## WHAT IS EXPECTED:
Wherever the string "Deine" appears in a line, extract that line.

## ROWS:
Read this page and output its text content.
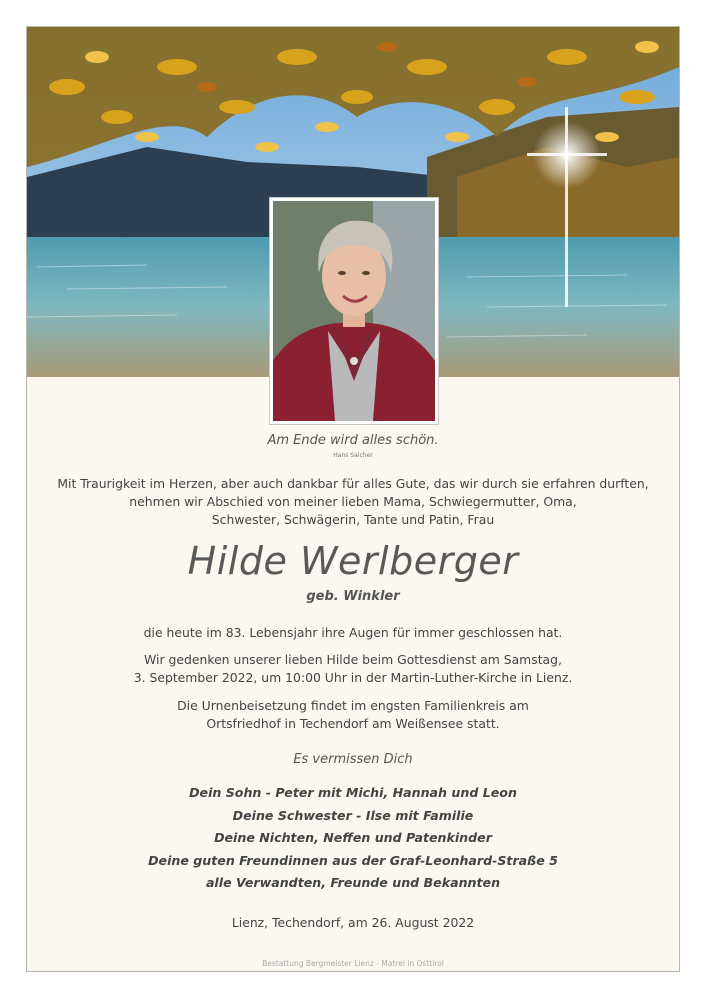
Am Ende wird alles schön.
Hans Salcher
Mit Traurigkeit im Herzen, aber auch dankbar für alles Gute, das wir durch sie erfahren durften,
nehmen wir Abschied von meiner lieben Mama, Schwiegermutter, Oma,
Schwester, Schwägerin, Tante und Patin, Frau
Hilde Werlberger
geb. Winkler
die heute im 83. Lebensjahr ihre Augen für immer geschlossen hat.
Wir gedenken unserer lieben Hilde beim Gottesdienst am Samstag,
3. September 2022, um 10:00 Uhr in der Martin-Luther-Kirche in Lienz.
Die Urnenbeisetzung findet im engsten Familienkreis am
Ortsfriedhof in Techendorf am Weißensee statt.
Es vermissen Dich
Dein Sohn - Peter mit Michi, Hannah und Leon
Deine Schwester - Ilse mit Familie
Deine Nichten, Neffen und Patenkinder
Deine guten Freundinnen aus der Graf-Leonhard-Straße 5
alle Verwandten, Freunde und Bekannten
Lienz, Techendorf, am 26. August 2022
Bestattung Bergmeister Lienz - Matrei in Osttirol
---
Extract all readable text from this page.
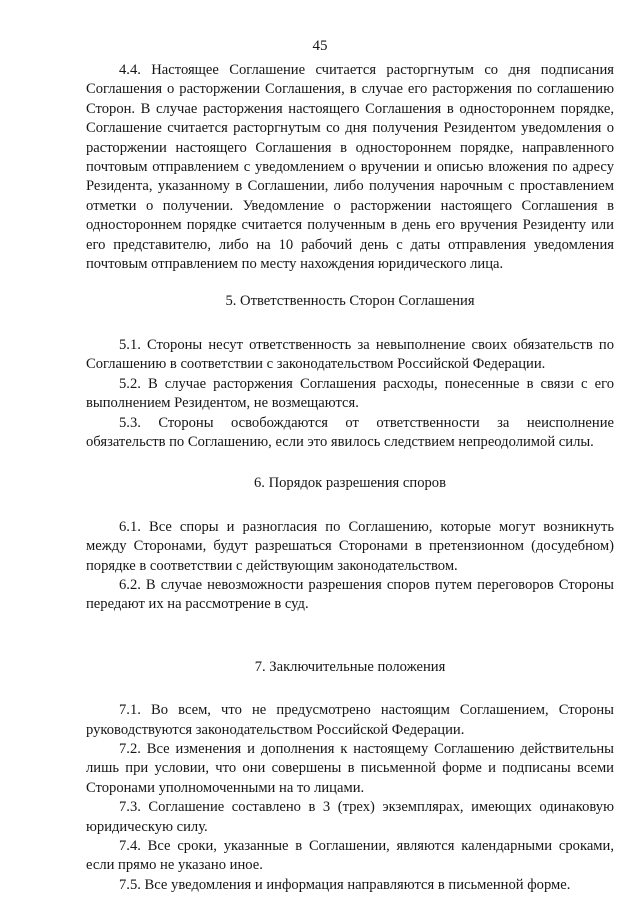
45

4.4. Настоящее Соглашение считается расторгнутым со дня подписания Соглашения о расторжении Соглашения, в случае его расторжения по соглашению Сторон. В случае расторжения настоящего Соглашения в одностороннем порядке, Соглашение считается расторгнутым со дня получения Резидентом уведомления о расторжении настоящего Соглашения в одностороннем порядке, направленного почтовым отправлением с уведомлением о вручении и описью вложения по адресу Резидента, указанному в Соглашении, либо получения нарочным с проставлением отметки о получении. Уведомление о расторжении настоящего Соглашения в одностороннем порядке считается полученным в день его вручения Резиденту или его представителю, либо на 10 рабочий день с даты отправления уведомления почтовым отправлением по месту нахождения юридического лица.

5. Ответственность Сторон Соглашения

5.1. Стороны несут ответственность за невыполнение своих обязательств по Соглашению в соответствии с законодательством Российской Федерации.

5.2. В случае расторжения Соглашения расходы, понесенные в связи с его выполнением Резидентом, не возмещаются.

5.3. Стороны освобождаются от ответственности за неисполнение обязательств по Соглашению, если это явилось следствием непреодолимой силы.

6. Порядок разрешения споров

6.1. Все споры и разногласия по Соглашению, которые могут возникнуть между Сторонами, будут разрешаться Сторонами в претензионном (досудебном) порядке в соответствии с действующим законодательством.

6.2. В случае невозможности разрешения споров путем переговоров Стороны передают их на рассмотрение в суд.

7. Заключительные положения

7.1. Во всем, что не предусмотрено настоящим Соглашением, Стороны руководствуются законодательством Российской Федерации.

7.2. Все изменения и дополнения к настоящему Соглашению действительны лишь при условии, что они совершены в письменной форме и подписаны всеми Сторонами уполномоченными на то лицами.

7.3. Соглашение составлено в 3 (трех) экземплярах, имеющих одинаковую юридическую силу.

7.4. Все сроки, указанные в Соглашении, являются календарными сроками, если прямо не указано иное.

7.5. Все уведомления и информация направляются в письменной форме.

## TASK RESPONSE:
Deine Schwester - Ilse mit Familie
Deine Nichten, Neffen und Patenkinder
Deine guten Freundinnen aus der Graf-Leonhard-Straße 5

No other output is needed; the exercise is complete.